--- START Data for the task ---

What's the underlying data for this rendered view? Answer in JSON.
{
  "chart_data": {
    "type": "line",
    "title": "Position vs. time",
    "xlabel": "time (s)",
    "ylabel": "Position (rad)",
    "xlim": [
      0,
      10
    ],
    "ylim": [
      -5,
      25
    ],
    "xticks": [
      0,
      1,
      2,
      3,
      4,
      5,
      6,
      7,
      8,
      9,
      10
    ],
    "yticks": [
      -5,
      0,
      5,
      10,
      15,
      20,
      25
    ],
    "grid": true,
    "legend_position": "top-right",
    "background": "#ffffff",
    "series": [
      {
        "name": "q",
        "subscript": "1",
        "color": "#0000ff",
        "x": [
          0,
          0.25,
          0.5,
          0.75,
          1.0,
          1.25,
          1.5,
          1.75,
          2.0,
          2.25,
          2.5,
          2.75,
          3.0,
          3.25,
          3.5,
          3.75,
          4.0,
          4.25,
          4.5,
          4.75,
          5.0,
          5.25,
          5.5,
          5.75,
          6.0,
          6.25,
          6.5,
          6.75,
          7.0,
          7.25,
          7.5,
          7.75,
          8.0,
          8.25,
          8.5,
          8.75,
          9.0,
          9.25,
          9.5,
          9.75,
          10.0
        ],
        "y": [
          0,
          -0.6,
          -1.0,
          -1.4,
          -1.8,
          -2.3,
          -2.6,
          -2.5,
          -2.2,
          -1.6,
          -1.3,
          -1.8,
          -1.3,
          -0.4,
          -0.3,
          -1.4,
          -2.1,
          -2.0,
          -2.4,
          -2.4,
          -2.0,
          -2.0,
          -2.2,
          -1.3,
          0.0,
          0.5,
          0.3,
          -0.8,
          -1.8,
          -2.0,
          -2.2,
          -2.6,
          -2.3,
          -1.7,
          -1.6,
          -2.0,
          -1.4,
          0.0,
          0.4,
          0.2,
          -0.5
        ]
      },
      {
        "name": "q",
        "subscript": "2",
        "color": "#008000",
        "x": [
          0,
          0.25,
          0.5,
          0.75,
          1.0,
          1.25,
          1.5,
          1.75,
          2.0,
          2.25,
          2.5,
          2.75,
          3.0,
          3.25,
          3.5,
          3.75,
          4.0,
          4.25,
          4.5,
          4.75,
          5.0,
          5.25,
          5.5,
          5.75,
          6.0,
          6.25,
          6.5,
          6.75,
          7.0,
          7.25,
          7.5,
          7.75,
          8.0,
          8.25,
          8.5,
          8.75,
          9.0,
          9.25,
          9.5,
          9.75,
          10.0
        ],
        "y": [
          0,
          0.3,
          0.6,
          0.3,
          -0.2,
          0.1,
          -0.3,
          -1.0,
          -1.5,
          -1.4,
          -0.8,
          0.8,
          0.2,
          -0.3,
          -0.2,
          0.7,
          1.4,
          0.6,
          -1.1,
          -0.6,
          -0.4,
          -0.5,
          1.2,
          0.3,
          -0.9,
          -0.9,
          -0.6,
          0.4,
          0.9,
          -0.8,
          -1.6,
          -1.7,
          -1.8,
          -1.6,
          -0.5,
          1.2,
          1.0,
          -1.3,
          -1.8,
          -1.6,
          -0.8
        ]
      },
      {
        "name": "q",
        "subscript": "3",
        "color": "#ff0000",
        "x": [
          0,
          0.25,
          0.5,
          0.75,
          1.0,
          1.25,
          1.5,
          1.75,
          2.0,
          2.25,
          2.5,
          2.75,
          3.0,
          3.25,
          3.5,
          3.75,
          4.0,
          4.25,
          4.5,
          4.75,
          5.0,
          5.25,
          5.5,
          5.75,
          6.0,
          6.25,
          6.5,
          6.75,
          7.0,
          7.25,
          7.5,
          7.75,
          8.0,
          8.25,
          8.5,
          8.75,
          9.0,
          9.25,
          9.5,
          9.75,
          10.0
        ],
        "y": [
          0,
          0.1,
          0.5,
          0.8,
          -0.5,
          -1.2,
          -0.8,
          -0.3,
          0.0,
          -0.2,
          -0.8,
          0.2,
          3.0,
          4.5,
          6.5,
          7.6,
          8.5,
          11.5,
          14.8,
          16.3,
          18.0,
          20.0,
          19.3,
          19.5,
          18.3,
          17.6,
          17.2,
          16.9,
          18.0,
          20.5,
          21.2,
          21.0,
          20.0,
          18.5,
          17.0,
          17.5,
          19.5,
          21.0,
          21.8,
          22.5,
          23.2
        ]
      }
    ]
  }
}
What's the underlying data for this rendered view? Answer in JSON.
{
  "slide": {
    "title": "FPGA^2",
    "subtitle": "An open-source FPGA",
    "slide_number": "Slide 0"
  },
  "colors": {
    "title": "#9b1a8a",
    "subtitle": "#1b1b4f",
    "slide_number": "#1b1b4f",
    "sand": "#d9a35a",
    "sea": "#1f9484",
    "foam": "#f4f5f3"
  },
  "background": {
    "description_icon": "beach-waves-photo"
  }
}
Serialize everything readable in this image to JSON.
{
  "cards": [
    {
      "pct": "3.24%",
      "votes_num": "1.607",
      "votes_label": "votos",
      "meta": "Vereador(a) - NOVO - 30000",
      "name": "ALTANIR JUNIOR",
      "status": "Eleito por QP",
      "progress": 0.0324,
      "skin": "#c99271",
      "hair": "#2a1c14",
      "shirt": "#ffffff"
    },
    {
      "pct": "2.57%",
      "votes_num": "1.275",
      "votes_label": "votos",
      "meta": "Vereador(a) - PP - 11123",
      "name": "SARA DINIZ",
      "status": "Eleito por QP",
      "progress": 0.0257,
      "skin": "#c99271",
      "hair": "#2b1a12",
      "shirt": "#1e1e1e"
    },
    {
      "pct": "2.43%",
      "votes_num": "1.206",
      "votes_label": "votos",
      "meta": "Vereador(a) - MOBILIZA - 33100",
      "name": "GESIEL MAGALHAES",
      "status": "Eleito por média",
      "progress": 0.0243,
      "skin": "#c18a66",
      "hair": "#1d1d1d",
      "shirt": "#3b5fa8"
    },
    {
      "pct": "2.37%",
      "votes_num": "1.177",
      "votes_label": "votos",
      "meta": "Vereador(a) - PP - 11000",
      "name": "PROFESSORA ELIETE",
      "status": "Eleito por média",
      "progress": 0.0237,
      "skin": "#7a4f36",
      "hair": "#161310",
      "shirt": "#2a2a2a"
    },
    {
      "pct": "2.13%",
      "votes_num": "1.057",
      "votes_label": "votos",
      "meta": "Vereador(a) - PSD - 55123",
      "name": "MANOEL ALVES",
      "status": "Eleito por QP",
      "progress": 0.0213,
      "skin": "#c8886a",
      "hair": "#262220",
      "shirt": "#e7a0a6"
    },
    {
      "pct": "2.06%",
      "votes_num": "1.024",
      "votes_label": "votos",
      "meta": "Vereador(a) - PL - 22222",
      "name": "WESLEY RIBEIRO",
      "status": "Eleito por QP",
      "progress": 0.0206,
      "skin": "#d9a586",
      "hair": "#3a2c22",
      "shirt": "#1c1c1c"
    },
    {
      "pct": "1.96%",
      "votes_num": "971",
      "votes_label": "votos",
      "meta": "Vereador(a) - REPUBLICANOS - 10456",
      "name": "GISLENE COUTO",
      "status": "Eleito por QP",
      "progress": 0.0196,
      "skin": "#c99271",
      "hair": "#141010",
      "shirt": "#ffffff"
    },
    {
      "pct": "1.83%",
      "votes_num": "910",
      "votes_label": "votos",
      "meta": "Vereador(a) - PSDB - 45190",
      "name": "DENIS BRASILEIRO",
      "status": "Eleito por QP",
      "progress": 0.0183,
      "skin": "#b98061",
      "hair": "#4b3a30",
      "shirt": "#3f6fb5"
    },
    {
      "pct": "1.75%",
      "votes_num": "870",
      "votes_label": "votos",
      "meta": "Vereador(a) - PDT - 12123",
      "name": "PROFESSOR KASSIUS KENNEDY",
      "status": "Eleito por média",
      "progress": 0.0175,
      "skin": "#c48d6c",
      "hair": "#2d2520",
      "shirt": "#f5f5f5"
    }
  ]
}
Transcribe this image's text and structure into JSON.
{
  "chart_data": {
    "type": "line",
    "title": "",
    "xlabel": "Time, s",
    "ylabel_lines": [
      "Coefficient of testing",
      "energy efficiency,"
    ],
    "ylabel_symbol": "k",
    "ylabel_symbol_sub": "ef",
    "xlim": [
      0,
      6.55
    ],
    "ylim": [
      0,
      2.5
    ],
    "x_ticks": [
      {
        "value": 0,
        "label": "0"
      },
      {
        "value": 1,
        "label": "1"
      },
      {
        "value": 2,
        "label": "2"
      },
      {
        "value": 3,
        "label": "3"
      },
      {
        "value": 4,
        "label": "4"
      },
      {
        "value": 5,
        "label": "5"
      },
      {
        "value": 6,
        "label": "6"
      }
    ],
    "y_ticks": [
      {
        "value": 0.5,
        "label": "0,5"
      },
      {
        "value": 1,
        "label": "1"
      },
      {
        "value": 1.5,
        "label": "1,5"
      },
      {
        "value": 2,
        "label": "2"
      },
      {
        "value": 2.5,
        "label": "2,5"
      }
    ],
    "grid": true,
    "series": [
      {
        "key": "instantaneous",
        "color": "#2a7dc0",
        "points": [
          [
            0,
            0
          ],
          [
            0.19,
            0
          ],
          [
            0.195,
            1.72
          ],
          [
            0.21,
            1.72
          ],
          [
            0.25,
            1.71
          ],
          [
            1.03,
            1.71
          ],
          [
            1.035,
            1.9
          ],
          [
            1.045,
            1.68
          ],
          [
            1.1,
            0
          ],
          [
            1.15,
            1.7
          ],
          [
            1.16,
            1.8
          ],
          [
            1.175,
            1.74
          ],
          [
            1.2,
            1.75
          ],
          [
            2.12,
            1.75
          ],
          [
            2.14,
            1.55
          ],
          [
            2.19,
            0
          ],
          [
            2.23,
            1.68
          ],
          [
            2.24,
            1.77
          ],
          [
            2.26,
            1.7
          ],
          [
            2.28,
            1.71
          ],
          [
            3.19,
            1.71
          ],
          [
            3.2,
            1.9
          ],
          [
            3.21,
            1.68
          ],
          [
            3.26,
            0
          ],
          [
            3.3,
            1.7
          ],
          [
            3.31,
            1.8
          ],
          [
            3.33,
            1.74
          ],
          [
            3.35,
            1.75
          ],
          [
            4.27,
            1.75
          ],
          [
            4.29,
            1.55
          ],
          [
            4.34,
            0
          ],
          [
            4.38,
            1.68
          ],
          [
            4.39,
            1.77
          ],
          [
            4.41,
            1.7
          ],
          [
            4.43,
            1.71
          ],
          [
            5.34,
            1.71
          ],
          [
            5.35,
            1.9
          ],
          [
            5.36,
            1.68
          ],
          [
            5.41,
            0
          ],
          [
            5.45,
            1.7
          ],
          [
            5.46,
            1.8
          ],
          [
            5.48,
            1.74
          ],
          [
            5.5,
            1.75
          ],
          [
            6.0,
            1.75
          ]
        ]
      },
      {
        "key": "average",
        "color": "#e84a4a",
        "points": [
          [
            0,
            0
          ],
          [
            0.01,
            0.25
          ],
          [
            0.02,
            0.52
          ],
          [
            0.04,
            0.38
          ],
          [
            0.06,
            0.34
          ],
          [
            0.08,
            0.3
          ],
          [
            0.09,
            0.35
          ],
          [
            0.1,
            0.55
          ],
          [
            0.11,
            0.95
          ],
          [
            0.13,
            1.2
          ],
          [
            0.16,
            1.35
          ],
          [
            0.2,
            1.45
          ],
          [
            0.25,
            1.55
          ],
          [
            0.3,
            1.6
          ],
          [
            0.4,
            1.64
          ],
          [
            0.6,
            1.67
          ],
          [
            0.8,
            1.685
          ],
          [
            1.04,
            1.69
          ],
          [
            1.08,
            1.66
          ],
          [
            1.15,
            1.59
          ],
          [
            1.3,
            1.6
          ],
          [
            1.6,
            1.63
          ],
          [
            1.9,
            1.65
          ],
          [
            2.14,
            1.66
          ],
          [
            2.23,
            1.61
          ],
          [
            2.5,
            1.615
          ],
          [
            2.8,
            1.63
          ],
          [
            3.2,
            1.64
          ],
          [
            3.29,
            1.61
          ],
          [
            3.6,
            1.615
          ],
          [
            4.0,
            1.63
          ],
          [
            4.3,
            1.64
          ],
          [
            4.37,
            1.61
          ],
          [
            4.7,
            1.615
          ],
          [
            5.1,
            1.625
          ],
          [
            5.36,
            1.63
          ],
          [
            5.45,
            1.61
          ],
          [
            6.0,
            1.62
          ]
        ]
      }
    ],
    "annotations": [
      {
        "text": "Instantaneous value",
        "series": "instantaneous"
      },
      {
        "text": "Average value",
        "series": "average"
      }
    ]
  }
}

--- END Data for the task ---

Required work — From the entries above, collect every line with the string "subtitle" in it.

Final result —
    "subtitle": "An open-source FPGA",
    "subtitle": "#1b1b4f",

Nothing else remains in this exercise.